Select, from the material below, each line with "BHISTC" in it.

* _Supplied material_
>> Begin

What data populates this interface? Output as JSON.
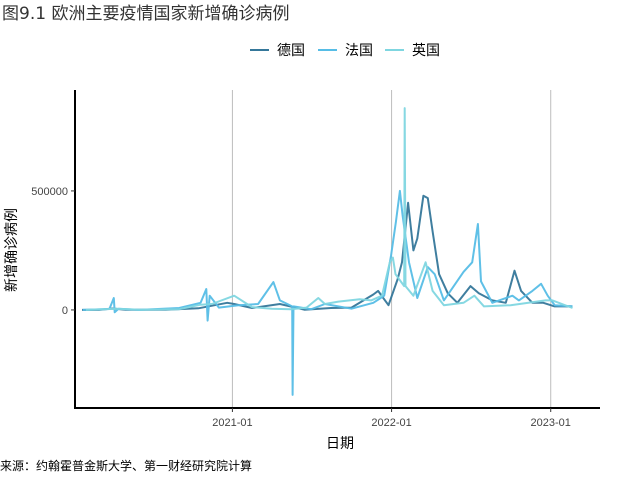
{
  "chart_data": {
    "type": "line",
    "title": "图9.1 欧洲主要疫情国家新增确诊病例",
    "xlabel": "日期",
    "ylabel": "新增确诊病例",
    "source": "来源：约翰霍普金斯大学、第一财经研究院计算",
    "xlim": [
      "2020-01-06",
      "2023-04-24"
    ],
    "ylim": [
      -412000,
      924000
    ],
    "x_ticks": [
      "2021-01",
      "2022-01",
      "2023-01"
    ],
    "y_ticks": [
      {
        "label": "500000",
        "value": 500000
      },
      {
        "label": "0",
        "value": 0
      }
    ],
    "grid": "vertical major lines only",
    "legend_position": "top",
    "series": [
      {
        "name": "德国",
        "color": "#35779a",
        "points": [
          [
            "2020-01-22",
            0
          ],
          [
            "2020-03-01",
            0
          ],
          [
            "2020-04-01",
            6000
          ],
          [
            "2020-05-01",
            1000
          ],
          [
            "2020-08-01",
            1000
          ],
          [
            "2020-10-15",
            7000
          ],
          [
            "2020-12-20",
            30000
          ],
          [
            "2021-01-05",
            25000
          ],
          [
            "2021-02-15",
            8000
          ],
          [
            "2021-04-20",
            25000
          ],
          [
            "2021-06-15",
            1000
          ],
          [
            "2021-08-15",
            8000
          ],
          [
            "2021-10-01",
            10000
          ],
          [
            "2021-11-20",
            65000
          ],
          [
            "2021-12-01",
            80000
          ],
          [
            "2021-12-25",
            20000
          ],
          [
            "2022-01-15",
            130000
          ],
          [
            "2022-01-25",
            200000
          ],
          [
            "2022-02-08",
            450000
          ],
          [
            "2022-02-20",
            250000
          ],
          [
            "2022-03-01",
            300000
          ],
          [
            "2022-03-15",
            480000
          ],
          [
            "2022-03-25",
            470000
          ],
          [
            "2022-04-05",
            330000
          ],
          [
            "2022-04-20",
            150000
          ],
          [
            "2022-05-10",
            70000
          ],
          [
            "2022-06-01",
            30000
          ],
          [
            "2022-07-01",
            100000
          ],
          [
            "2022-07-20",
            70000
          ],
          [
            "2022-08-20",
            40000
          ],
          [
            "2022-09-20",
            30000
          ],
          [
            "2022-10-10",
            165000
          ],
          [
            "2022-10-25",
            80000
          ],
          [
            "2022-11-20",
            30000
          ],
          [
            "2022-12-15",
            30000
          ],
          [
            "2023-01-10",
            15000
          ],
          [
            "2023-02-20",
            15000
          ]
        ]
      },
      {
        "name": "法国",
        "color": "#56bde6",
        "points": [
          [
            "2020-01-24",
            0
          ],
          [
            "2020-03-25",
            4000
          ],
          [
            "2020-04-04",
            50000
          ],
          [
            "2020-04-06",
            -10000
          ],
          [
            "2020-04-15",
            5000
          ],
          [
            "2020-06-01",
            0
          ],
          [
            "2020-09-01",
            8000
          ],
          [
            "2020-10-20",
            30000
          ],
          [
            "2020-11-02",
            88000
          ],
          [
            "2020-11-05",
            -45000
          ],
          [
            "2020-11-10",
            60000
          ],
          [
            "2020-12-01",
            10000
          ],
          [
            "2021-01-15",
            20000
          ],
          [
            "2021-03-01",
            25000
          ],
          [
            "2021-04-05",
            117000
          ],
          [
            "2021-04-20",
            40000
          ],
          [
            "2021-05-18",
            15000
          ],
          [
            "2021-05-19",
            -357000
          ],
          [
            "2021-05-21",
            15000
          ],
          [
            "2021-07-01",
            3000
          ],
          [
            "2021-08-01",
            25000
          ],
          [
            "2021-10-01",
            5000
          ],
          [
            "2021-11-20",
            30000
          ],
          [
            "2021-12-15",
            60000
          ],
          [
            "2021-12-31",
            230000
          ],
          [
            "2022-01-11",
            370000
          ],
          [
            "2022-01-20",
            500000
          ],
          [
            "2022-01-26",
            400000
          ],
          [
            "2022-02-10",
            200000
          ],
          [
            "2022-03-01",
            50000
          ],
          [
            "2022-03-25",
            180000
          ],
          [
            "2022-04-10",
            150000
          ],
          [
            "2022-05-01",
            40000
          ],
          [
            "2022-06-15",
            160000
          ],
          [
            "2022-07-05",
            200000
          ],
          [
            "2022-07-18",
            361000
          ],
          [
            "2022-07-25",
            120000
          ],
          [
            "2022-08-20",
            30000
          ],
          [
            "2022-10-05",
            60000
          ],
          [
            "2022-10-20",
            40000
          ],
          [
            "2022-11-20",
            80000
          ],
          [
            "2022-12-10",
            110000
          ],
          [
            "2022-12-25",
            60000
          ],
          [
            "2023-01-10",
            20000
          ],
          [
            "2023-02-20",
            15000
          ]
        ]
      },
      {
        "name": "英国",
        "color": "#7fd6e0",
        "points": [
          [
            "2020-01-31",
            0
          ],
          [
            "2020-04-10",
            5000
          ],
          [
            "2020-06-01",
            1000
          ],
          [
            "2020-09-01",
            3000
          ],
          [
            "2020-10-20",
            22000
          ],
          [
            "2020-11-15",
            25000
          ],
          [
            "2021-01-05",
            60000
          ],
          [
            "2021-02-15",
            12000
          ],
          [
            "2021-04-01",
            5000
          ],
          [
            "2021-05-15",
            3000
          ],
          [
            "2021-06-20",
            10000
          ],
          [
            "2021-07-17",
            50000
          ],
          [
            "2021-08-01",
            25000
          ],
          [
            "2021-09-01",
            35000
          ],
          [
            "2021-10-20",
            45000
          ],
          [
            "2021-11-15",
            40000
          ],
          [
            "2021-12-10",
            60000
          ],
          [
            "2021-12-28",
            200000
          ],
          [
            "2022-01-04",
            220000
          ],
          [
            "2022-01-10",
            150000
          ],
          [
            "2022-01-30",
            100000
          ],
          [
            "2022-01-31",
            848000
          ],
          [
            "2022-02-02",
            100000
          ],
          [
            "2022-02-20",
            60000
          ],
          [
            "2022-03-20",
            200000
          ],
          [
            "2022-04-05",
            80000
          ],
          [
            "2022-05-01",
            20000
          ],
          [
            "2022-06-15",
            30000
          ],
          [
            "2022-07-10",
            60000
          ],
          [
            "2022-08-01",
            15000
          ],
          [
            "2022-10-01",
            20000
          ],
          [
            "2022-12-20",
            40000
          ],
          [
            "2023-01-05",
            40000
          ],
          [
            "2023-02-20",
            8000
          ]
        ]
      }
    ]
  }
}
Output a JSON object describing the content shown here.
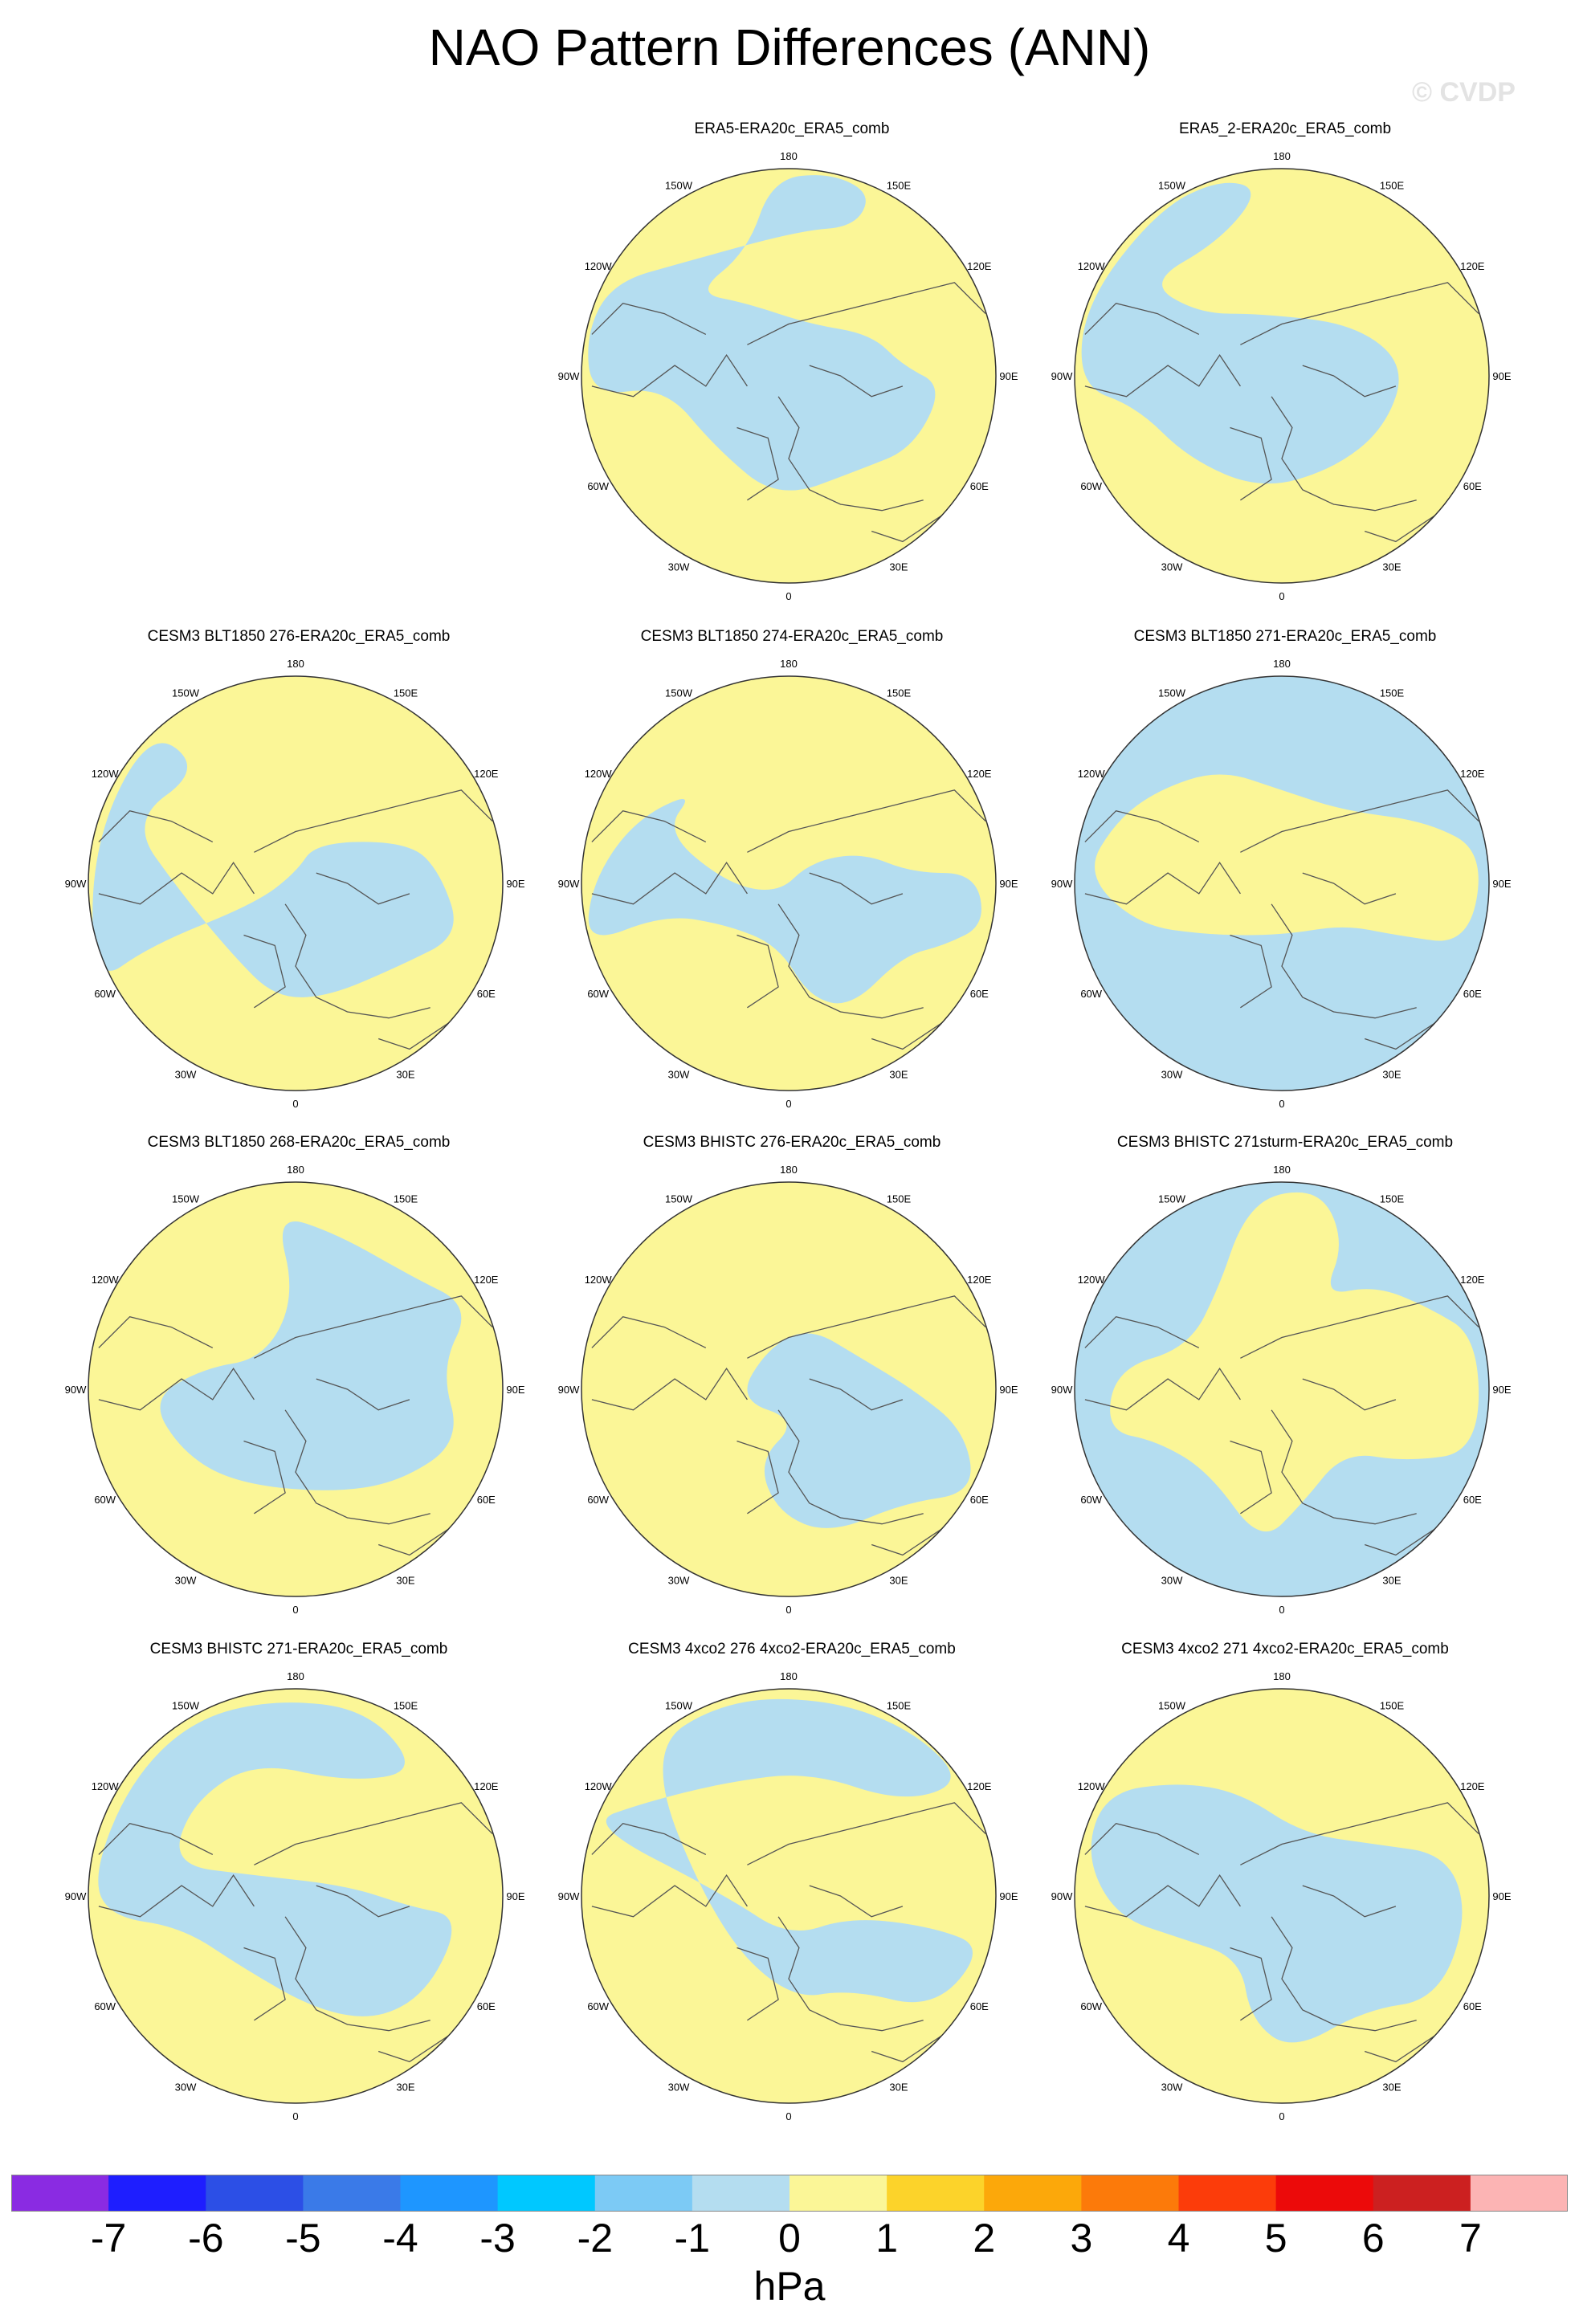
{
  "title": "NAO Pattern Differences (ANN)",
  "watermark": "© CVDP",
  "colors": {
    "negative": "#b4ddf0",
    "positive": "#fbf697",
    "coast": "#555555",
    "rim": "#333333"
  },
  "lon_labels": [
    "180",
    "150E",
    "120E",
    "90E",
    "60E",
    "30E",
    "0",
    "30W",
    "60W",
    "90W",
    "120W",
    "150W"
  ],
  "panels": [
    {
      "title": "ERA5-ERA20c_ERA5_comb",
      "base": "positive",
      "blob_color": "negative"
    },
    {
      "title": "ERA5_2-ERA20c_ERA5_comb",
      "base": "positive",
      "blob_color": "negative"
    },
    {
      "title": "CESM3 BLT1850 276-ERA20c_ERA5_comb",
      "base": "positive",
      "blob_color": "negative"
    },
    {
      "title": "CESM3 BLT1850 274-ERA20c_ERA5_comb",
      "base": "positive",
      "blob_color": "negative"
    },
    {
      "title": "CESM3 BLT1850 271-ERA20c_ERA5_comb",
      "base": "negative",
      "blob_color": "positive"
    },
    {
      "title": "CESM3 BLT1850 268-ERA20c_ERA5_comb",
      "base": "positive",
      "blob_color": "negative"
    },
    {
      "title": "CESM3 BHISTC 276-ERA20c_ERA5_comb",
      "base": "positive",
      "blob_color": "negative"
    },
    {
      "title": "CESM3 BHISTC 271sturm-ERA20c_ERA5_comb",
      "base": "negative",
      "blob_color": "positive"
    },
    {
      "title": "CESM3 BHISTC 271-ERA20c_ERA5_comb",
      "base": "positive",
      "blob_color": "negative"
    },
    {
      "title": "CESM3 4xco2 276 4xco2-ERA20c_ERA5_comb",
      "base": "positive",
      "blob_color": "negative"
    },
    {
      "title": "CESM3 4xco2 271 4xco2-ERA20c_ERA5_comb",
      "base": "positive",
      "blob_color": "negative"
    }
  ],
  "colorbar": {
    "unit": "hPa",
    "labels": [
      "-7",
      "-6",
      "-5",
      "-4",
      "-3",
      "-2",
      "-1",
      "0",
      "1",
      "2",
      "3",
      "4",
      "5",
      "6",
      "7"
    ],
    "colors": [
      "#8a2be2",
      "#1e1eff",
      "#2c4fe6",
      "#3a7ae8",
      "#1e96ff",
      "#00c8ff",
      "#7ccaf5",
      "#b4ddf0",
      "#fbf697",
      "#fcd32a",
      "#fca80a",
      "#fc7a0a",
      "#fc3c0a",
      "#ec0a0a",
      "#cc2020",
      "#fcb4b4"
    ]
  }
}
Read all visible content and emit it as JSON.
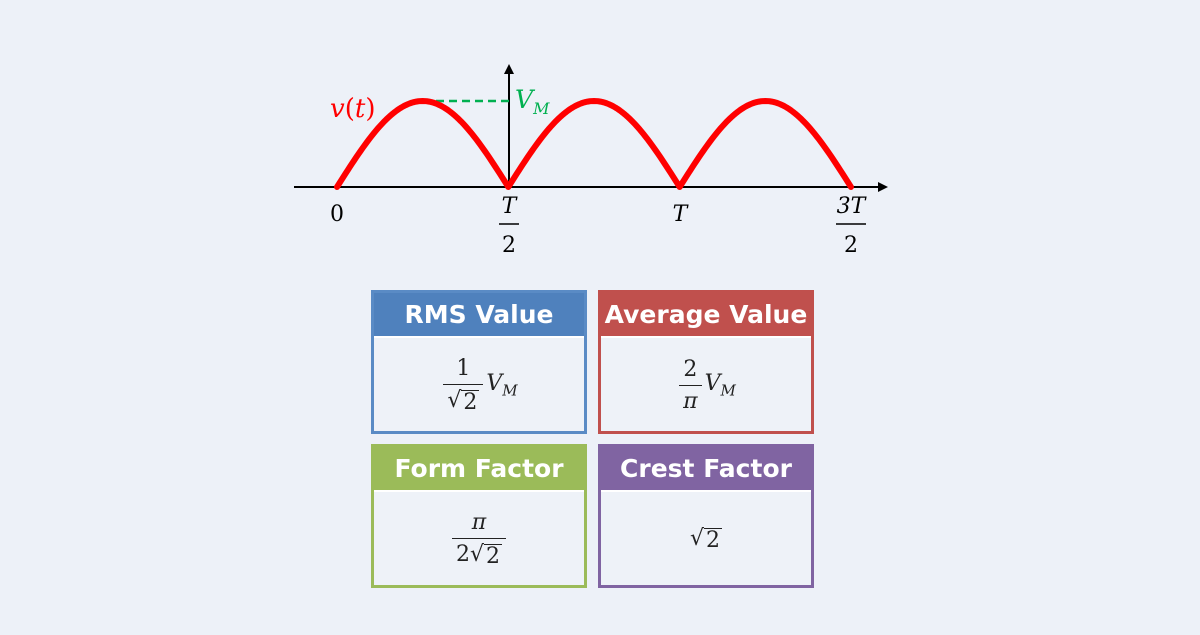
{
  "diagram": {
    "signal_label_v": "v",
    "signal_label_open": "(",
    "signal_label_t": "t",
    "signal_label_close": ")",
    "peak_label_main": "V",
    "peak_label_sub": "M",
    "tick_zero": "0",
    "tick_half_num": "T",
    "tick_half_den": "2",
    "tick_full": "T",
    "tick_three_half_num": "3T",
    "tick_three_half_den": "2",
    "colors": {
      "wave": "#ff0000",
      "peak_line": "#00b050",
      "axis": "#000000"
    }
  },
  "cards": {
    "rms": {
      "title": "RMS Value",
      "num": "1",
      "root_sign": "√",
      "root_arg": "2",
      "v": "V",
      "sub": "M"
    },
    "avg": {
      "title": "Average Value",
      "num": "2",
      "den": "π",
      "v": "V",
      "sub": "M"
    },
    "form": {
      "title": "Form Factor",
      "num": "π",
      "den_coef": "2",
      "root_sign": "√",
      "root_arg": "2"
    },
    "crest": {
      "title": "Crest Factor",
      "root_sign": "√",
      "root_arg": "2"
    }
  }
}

>> End

* _Response for this exercise_
      "title": "CESM3 BHISTC 276-ERA20c_ERA5_comb",
      "title": "CESM3 BHISTC 271sturm-ERA20c_ERA5_comb",
      "title": "CESM3 BHISTC 271-ERA20c_ERA5_comb",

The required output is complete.